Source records

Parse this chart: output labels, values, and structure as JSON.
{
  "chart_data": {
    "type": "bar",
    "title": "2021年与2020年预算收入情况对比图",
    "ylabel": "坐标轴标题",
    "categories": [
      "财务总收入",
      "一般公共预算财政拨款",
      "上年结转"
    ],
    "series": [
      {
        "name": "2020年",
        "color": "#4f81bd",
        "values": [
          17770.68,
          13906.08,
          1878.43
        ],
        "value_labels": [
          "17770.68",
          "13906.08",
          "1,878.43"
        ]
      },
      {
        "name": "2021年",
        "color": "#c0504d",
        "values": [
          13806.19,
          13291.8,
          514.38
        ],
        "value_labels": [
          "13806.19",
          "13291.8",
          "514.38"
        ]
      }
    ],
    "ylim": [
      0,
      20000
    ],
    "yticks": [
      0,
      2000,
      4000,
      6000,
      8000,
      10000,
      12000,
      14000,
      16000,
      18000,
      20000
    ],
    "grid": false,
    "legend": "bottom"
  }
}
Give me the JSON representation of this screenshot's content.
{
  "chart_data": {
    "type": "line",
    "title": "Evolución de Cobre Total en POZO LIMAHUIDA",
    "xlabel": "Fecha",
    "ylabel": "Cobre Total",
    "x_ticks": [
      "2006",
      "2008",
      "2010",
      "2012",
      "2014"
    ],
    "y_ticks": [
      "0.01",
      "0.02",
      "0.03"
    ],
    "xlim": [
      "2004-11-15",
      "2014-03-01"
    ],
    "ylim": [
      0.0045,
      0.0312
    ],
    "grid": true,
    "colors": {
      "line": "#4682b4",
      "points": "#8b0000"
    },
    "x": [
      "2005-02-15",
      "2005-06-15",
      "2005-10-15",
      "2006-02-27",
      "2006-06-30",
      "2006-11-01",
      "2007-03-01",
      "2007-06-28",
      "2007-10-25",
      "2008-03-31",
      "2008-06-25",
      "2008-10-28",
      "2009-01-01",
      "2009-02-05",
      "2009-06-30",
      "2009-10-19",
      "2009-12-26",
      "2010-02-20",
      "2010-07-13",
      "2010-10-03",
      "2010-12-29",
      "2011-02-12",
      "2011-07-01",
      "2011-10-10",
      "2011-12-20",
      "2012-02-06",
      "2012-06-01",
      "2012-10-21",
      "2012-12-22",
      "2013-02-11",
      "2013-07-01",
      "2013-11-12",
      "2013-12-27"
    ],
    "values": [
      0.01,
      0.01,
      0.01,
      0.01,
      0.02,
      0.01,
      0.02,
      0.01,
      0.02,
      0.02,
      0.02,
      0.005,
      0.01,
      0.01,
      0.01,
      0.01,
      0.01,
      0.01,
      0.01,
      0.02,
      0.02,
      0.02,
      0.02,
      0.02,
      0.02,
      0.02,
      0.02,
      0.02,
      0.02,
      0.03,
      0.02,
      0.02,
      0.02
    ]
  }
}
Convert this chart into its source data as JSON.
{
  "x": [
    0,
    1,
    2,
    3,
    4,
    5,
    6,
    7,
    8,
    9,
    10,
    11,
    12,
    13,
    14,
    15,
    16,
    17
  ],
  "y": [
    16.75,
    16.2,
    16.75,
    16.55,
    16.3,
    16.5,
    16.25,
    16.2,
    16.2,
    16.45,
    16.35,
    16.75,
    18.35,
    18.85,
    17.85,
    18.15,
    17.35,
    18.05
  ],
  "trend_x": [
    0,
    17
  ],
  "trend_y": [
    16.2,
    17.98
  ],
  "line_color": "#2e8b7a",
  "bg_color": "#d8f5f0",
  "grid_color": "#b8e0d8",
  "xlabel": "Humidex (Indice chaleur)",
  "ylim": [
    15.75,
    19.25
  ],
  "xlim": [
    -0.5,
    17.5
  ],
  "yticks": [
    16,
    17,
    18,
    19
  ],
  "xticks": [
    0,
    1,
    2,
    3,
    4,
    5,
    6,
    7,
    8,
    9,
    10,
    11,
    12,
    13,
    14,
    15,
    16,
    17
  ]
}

● Exercise description
Each record above must be given again exactly.

● Full response
Parse this chart: output labels, values, and structure as JSON.
{
  "chart_data": {
    "type": "bar",
    "title": "2021年与2020年预算收入情况对比图",
    "ylabel": "坐标轴标题",
    "categories": [
      "财务总收入",
      "一般公共预算财政拨款",
      "上年结转"
    ],
    "series": [
      {
        "name": "2020年",
        "color": "#4f81bd",
        "values": [
          17770.68,
          13906.08,
          1878.43
        ],
        "value_labels": [
          "17770.68",
          "13906.08",
          "1,878.43"
        ]
      },
      {
        "name": "2021年",
        "color": "#c0504d",
        "values": [
          13806.19,
          13291.8,
          514.38
        ],
        "value_labels": [
          "13806.19",
          "13291.8",
          "514.38"
        ]
      }
    ],
    "ylim": [
      0,
      20000
    ],
    "yticks": [
      0,
      2000,
      4000,
      6000,
      8000,
      10000,
      12000,
      14000,
      16000,
      18000,
      20000
    ],
    "grid": false,
    "legend": "bottom"
  }
}
Give me the JSON representation of this screenshot's content.
{
  "chart_data": {
    "type": "line",
    "title": "Evolución de Cobre Total en POZO LIMAHUIDA",
    "xlabel": "Fecha",
    "ylabel": "Cobre Total",
    "x_ticks": [
      "2006",
      "2008",
      "2010",
      "2012",
      "2014"
    ],
    "y_ticks": [
      "0.01",
      "0.02",
      "0.03"
    ],
    "xlim": [
      "2004-11-15",
      "2014-03-01"
    ],
    "ylim": [
      0.0045,
      0.0312
    ],
    "grid": true,
    "colors": {
      "line": "#4682b4",
      "points": "#8b0000"
    },
    "x": [
      "2005-02-15",
      "2005-06-15",
      "2005-10-15",
      "2006-02-27",
      "2006-06-30",
      "2006-11-01",
      "2007-03-01",
      "2007-06-28",
      "2007-10-25",
      "2008-03-31",
      "2008-06-25",
      "2008-10-28",
      "2009-01-01",
      "2009-02-05",
      "2009-06-30",
      "2009-10-19",
      "2009-12-26",
      "2010-02-20",
      "2010-07-13",
      "2010-10-03",
      "2010-12-29",
      "2011-02-12",
      "2011-07-01",
      "2011-10-10",
      "2011-12-20",
      "2012-02-06",
      "2012-06-01",
      "2012-10-21",
      "2012-12-22",
      "2013-02-11",
      "2013-07-01",
      "2013-11-12",
      "2013-12-27"
    ],
    "values": [
      0.01,
      0.01,
      0.01,
      0.01,
      0.02,
      0.01,
      0.02,
      0.01,
      0.02,
      0.02,
      0.02,
      0.005,
      0.01,
      0.01,
      0.01,
      0.01,
      0.01,
      0.01,
      0.01,
      0.02,
      0.02,
      0.02,
      0.02,
      0.02,
      0.02,
      0.02,
      0.02,
      0.02,
      0.02,
      0.03,
      0.02,
      0.02,
      0.02
    ]
  }
}
Convert this chart into its source data as JSON.
{
  "x": [
    0,
    1,
    2,
    3,
    4,
    5,
    6,
    7,
    8,
    9,
    10,
    11,
    12,
    13,
    14,
    15,
    16,
    17
  ],
  "y": [
    16.75,
    16.2,
    16.75,
    16.55,
    16.3,
    16.5,
    16.25,
    16.2,
    16.2,
    16.45,
    16.35,
    16.75,
    18.35,
    18.85,
    17.85,
    18.15,
    17.35,
    18.05
  ],
  "trend_x": [
    0,
    17
  ],
  "trend_y": [
    16.2,
    17.98
  ],
  "line_color": "#2e8b7a",
  "bg_color": "#d8f5f0",
  "grid_color": "#b8e0d8",
  "xlabel": "Humidex (Indice chaleur)",
  "ylim": [
    15.75,
    19.25
  ],
  "xlim": [
    -0.5,
    17.5
  ],
  "yticks": [
    16,
    17,
    18,
    19
  ],
  "xticks": [
    0,
    1,
    2,
    3,
    4,
    5,
    6,
    7,
    8,
    9,
    10,
    11,
    12,
    13,
    14,
    15,
    16,
    17
  ]
}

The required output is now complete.